> [SET TASK] Transcribe the records exactly. Pictures do not belong in the transcription.

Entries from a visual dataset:
· · ·

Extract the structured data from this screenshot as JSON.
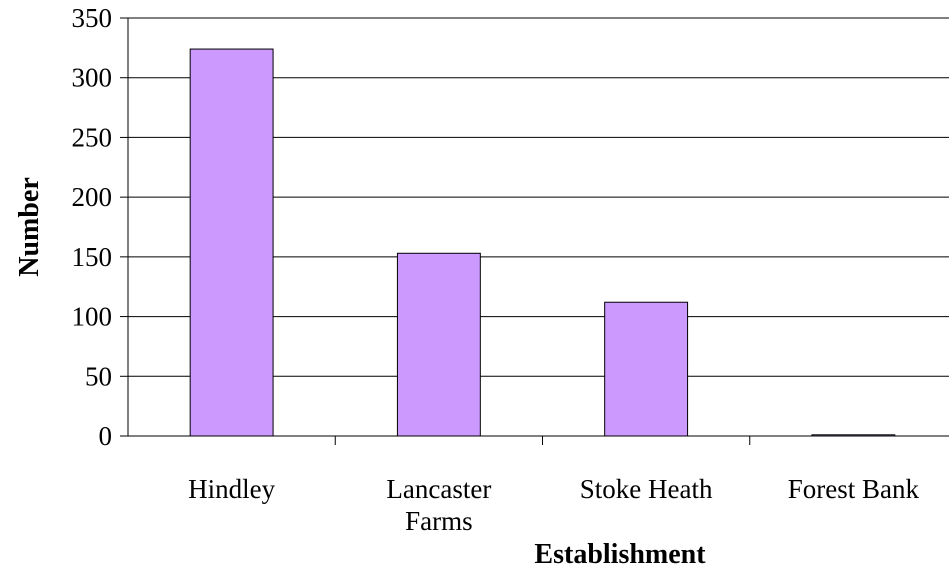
{
  "chart_data": {
    "type": "bar",
    "title": "",
    "xlabel": "Establishment",
    "ylabel": "Number",
    "categories": [
      "Hindley",
      "Lancaster Farms",
      "Stoke Heath",
      "Forest Bank"
    ],
    "category_lines": [
      [
        "Hindley"
      ],
      [
        "Lancaster",
        "Farms"
      ],
      [
        "Stoke Heath"
      ],
      [
        "Forest Bank"
      ]
    ],
    "values": [
      324,
      153,
      112,
      1
    ],
    "ylim": [
      0,
      350
    ],
    "yticks": [
      0,
      50,
      100,
      150,
      200,
      250,
      300,
      350
    ],
    "grid": true,
    "legend": "none",
    "colors": {
      "bar_fill": "#cc99ff",
      "bar_stroke": "#000000",
      "grid": "#000000"
    }
  }
}
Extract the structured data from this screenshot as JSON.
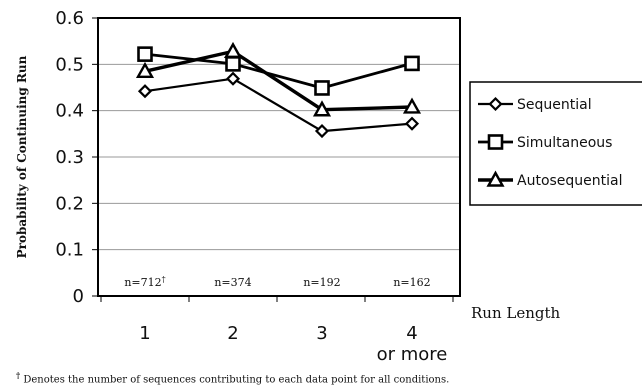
{
  "chart_data": {
    "type": "line",
    "categories": [
      "1",
      "2",
      "3",
      "4\nor more"
    ],
    "ylabel": "Probability of Continuing Run",
    "xlabel": "Run Length",
    "ylim": [
      0,
      0.6
    ],
    "yticks": [
      "0",
      "0.1",
      "0.2",
      "0.3",
      "0.4",
      "0.5",
      "0.6"
    ],
    "series": [
      {
        "name": "Sequential",
        "marker": "diamond",
        "values": [
          0.442,
          0.469,
          0.356,
          0.372
        ]
      },
      {
        "name": "Simultaneous",
        "marker": "square",
        "values": [
          0.522,
          0.501,
          0.449,
          0.502
        ]
      },
      {
        "name": "Autosequential",
        "marker": "triangle",
        "values": [
          0.485,
          0.528,
          0.402,
          0.408
        ]
      }
    ],
    "n_labels": [
      "n=712",
      "n=374",
      "n=192",
      "n=162"
    ],
    "n_label_first_marker": "†",
    "grid": true,
    "legend_position": "right"
  },
  "footnote": {
    "marker": "†",
    "text": "Denotes the number of sequences contributing to each data point for all conditions."
  }
}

· · ·

> [RESULT BELOW]
Extract the structured data from this screenshot as JSON.
{
  "chart_data": {
    "type": "bar",
    "title": "",
    "xlabel": "Establishment",
    "ylabel": "Number",
    "categories": [
      "Hindley",
      "Lancaster Farms",
      "Stoke Heath",
      "Forest Bank"
    ],
    "category_lines": [
      [
        "Hindley"
      ],
      [
        "Lancaster",
        "Farms"
      ],
      [
        "Stoke Heath"
      ],
      [
        "Forest Bank"
      ]
    ],
    "values": [
      324,
      153,
      112,
      1
    ],
    "ylim": [
      0,
      350
    ],
    "yticks": [
      0,
      50,
      100,
      150,
      200,
      250,
      300,
      350
    ],
    "grid": true,
    "legend": "none",
    "colors": {
      "bar_fill": "#cc99ff",
      "bar_stroke": "#000000",
      "grid": "#000000"
    }
  }
}
Extract the structured data from this screenshot as JSON.
{
  "chart_data": {
    "type": "line",
    "categories": [
      "1",
      "2",
      "3",
      "4\nor more"
    ],
    "ylabel": "Probability of Continuing Run",
    "xlabel": "Run Length",
    "ylim": [
      0,
      0.6
    ],
    "yticks": [
      "0",
      "0.1",
      "0.2",
      "0.3",
      "0.4",
      "0.5",
      "0.6"
    ],
    "series": [
      {
        "name": "Sequential",
        "marker": "diamond",
        "values": [
          0.442,
          0.469,
          0.356,
          0.372
        ]
      },
      {
        "name": "Simultaneous",
        "marker": "square",
        "values": [
          0.522,
          0.501,
          0.449,
          0.502
        ]
      },
      {
        "name": "Autosequential",
        "marker": "triangle",
        "values": [
          0.485,
          0.528,
          0.402,
          0.408
        ]
      }
    ],
    "n_labels": [
      "n=712",
      "n=374",
      "n=192",
      "n=162"
    ],
    "n_label_first_marker": "†",
    "grid": true,
    "legend_position": "right"
  },
  "footnote": {
    "marker": "†",
    "text": "Denotes the number of sequences contributing to each data point for all conditions."
  }
}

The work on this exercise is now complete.